◆ DATA TO USE
******

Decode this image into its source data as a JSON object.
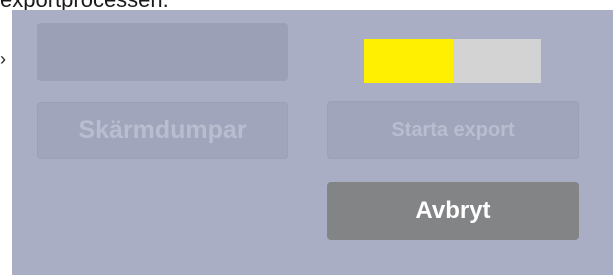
{
  "header": {
    "text": "exportprocessen."
  },
  "dialog": {
    "empty_button_label": "",
    "screenshots_button_label": "Skärmdumpar",
    "start_export_label": "Starta export",
    "cancel_label": "Avbryt",
    "progress": {
      "fraction": 0.5,
      "fill_color": "#ffef00",
      "track_color": "#d3d3d3"
    }
  },
  "colors": {
    "dialog_background": "#a9aec4",
    "cancel_background": "#838486"
  },
  "icons": {
    "chevron": "chevron-right-icon"
  }
}
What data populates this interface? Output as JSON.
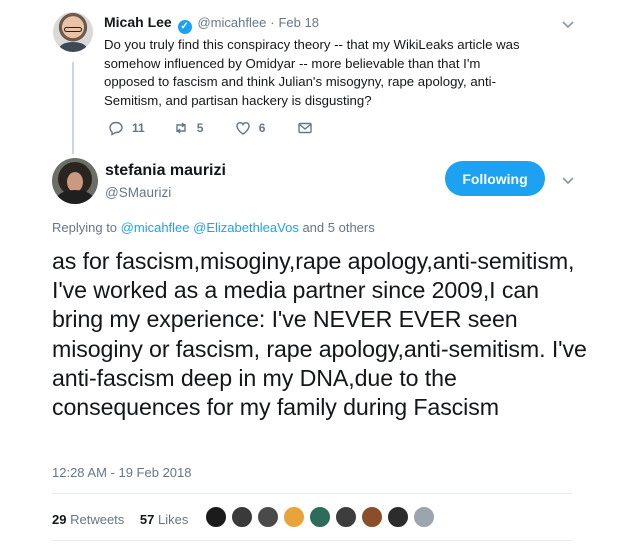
{
  "parent_tweet": {
    "name": "Micah Lee",
    "handle": "@micahflee",
    "date": "Feb 18",
    "text": "Do you truly find this conspiracy theory -- that my WikiLeaks article was somehow influenced by Omidyar -- more believable than that I'm opposed to fascism and think Julian's misogyny, rape apology, anti-Semitism, and partisan hackery is disgusting?",
    "replies": "11",
    "retweets": "5",
    "likes": "6"
  },
  "main_tweet": {
    "name": "stefania maurizi",
    "handle": "@SMaurizi",
    "follow_label": "Following",
    "replying_prefix": "Replying to",
    "replying_mentions": "@micahflee @ElizabethleaVos",
    "replying_suffix": "and 5 others",
    "text": "as for fascism,misoginy,rape apology,anti-semitism, I've worked as a media partner since 2009,I can bring my experience: I've NEVER EVER seen misoginy or fascism, rape apology,anti-semitism. I've anti-fascism deep in my DNA,due to the consequences for my family during Fascism",
    "timestamp": "12:28 AM - 19 Feb 2018",
    "retweet_count": "29",
    "retweet_label": "Retweets",
    "like_count": "57",
    "like_label": "Likes"
  },
  "liker_avatar_colors": [
    "#1b1b1b",
    "#3a3a3a",
    "#4a4a4a",
    "#e8a33b",
    "#2f6b5a",
    "#3d3d3d",
    "#8a4f2a",
    "#2c2c2c",
    "#9aa5ad"
  ],
  "colors": {
    "accent": "#1da1f2",
    "text": "#14171a",
    "muted": "#657786"
  }
}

******

◆ SET PROBLEM
Find the lines containing "micahflee" and pull them out.

◆ ANSWER TO THE EXERCISE
    "handle": "@micahflee",
    "replying_mentions": "@micahflee @ElizabethleaVos",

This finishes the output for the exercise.